» WHAT IS NEEDED
Check each line of the records below and collect those holding "występują".

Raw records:
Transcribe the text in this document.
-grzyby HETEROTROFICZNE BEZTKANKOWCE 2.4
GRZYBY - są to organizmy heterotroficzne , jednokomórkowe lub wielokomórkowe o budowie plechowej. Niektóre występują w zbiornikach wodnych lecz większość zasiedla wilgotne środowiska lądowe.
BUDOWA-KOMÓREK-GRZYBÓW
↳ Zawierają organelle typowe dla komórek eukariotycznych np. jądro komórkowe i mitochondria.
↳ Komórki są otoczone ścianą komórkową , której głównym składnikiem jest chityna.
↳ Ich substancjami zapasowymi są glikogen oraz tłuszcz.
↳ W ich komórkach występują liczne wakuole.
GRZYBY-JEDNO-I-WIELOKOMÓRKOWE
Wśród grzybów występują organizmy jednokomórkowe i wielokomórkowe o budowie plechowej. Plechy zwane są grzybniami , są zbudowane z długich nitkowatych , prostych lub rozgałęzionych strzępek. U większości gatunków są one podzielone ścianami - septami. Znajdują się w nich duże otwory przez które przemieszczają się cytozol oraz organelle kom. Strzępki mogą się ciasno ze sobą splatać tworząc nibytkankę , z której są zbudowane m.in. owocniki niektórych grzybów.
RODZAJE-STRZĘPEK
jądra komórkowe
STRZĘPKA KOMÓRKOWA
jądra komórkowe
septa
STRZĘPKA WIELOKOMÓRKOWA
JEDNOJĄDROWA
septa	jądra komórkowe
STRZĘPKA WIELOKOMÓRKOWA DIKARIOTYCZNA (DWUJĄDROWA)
--
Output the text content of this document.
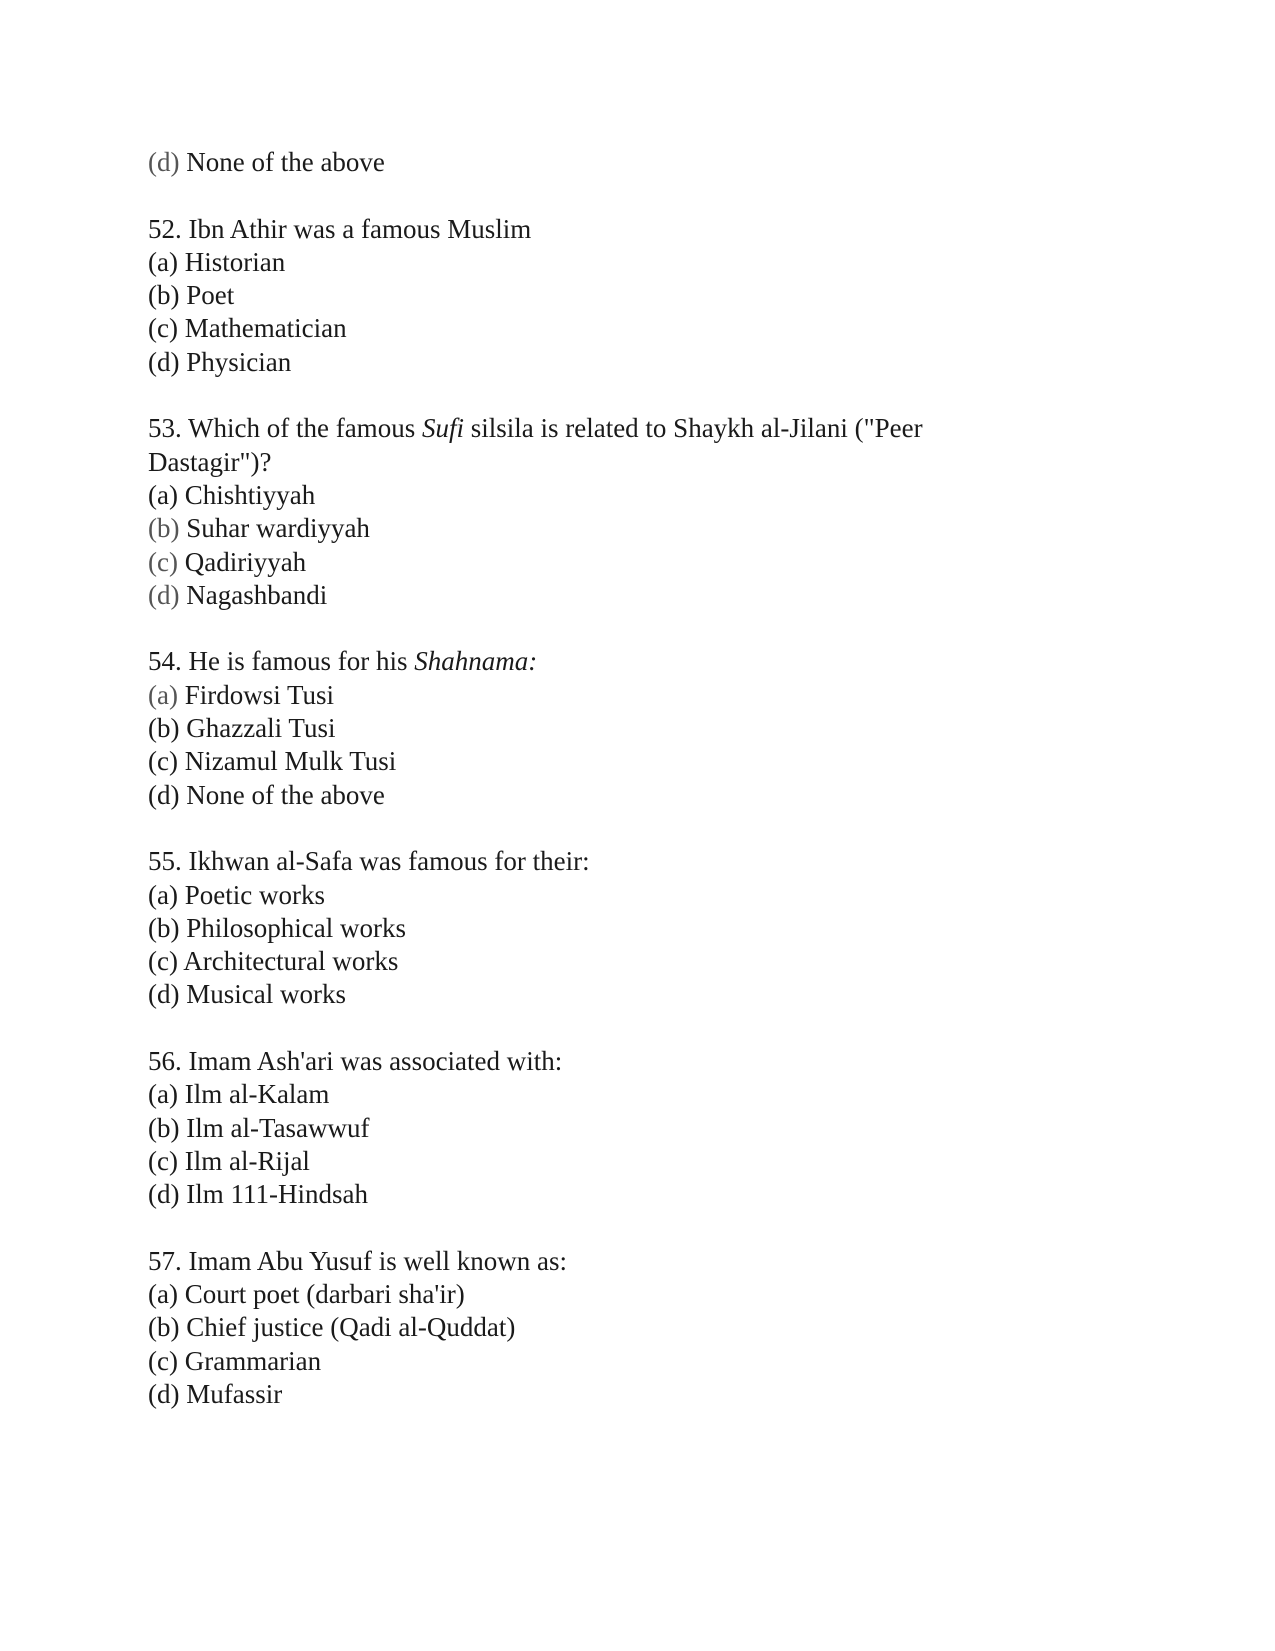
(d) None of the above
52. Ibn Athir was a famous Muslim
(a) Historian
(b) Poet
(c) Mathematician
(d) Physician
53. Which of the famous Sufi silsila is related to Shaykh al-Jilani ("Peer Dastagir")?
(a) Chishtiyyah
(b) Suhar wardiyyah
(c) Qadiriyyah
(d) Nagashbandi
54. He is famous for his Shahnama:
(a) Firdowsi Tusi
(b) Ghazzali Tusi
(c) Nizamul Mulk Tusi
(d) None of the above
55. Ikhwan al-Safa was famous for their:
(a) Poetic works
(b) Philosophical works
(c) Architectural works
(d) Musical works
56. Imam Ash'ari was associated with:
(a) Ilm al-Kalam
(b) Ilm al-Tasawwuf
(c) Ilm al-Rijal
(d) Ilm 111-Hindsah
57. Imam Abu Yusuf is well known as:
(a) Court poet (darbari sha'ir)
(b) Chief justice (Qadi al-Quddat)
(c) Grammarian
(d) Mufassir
* * *
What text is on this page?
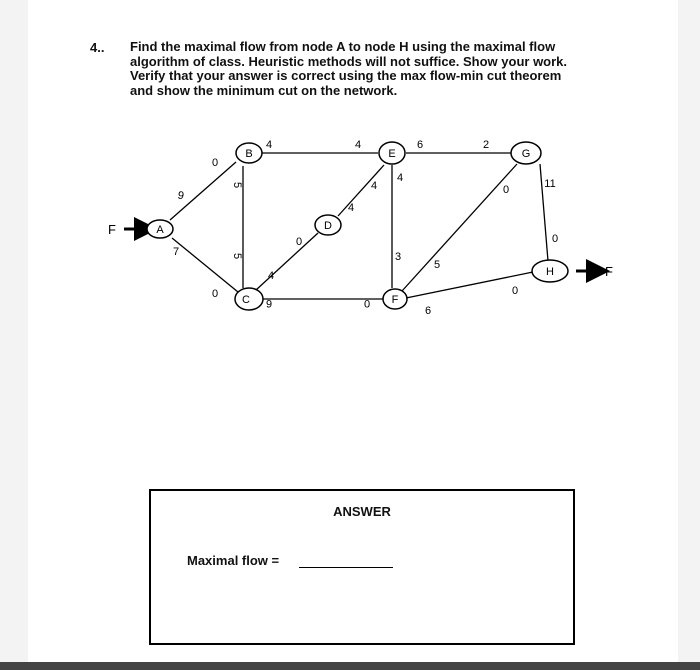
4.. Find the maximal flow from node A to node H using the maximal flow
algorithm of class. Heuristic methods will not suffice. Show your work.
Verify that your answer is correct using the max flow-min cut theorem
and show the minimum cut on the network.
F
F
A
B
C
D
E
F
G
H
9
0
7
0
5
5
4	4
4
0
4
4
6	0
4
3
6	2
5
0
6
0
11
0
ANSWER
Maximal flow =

» WORKED SOLUTION
GRZYBY - są to organizmy heterotroficzne , jednokomórkowe lub wielokomórkowe o budowie plechowej. Niektóre występują w zbiornikach wodnych lecz większość zasiedla wilgotne środowiska lądowe.
↳ W ich komórkach występują liczne wakuole.
Wśród grzybów występują organizmy jednokomórkowe i wielokomórkowe o budowie plechowej. Plechy zwane są grzybniami , są zbudowane z długich nitkowatych , prostych lub rozgałęzionych strzępek. U większości gatunków są one podzielone ścianami - septami. Znajdują się w nich duże otwory przez które przemieszczają się cytozol oraz organelle kom. Strzępki mogą się ciasno ze sobą splatać tworząc nibytkankę , z której są zbudowane m.in. owocniki niektórych grzybów.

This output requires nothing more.